*RECORD LIST*.

· · · · ·

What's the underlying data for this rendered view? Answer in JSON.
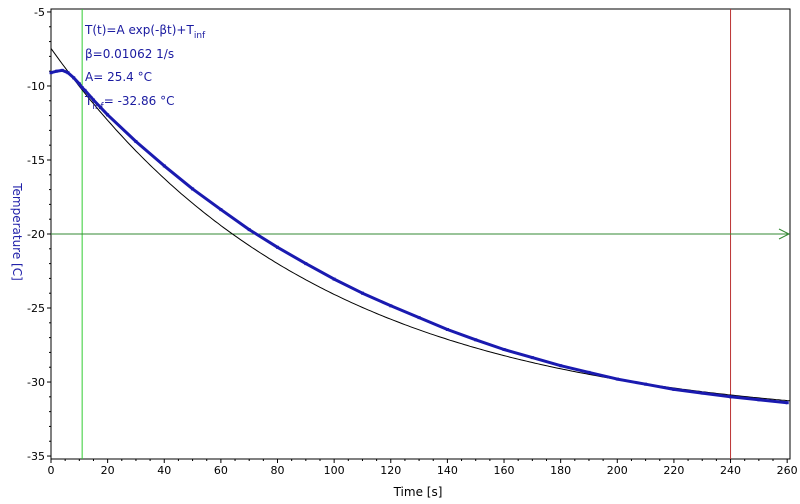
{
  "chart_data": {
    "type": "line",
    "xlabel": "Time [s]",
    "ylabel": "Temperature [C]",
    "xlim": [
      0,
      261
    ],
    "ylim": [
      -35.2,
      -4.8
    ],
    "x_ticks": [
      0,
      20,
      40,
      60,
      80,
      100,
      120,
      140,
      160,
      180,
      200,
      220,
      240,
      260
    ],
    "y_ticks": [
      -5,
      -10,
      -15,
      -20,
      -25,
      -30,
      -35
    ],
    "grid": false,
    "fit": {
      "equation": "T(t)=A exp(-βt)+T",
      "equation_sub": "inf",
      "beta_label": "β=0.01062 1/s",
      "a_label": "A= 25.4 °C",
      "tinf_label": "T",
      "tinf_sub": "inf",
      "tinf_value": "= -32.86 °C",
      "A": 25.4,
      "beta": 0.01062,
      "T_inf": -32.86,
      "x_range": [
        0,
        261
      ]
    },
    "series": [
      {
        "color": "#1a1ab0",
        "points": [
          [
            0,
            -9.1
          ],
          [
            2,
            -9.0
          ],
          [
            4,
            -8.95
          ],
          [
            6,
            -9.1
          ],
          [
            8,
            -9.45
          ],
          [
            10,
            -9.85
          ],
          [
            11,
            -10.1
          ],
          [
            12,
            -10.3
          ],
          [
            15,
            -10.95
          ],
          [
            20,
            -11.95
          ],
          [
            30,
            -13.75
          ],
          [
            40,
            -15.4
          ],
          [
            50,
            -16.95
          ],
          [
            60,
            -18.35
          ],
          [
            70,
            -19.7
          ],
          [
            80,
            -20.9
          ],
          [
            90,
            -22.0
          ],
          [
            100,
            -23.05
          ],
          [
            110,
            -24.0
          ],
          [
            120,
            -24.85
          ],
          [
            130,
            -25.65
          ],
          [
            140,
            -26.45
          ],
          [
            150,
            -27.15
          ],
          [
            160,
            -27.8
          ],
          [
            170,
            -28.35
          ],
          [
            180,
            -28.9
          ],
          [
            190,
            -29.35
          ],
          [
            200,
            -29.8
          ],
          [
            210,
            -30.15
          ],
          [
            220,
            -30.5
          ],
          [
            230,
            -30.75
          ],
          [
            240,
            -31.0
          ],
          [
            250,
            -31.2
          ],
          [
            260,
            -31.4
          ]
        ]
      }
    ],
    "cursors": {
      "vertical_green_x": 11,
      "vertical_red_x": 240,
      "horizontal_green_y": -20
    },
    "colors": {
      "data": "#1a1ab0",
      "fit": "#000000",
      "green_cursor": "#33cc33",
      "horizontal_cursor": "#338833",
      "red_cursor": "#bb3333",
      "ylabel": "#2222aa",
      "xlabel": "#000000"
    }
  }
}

· · · · ·

*SHORT PROBLEM*.
Write out all the entries exactly, except for the pictures.

*ANSWER FOR THIS EXERCISE*.
What's the underlying data for this rendered view? Answer in JSON.
{
  "chart_data": {
    "type": "line",
    "xlabel": "Time [s]",
    "ylabel": "Temperature [C]",
    "xlim": [
      0,
      261
    ],
    "ylim": [
      -35.2,
      -4.8
    ],
    "x_ticks": [
      0,
      20,
      40,
      60,
      80,
      100,
      120,
      140,
      160,
      180,
      200,
      220,
      240,
      260
    ],
    "y_ticks": [
      -5,
      -10,
      -15,
      -20,
      -25,
      -30,
      -35
    ],
    "grid": false,
    "fit": {
      "equation": "T(t)=A exp(-βt)+T",
      "equation_sub": "inf",
      "beta_label": "β=0.01062 1/s",
      "a_label": "A= 25.4 °C",
      "tinf_label": "T",
      "tinf_sub": "inf",
      "tinf_value": "= -32.86 °C",
      "A": 25.4,
      "beta": 0.01062,
      "T_inf": -32.86,
      "x_range": [
        0,
        261
      ]
    },
    "series": [
      {
        "color": "#1a1ab0",
        "points": [
          [
            0,
            -9.1
          ],
          [
            2,
            -9.0
          ],
          [
            4,
            -8.95
          ],
          [
            6,
            -9.1
          ],
          [
            8,
            -9.45
          ],
          [
            10,
            -9.85
          ],
          [
            11,
            -10.1
          ],
          [
            12,
            -10.3
          ],
          [
            15,
            -10.95
          ],
          [
            20,
            -11.95
          ],
          [
            30,
            -13.75
          ],
          [
            40,
            -15.4
          ],
          [
            50,
            -16.95
          ],
          [
            60,
            -18.35
          ],
          [
            70,
            -19.7
          ],
          [
            80,
            -20.9
          ],
          [
            90,
            -22.0
          ],
          [
            100,
            -23.05
          ],
          [
            110,
            -24.0
          ],
          [
            120,
            -24.85
          ],
          [
            130,
            -25.65
          ],
          [
            140,
            -26.45
          ],
          [
            150,
            -27.15
          ],
          [
            160,
            -27.8
          ],
          [
            170,
            -28.35
          ],
          [
            180,
            -28.9
          ],
          [
            190,
            -29.35
          ],
          [
            200,
            -29.8
          ],
          [
            210,
            -30.15
          ],
          [
            220,
            -30.5
          ],
          [
            230,
            -30.75
          ],
          [
            240,
            -31.0
          ],
          [
            250,
            -31.2
          ],
          [
            260,
            -31.4
          ]
        ]
      }
    ],
    "cursors": {
      "vertical_green_x": 11,
      "vertical_red_x": 240,
      "horizontal_green_y": -20
    },
    "colors": {
      "data": "#1a1ab0",
      "fit": "#000000",
      "green_cursor": "#33cc33",
      "horizontal_cursor": "#338833",
      "red_cursor": "#bb3333",
      "ylabel": "#2222aa",
      "xlabel": "#000000"
    }
  }
}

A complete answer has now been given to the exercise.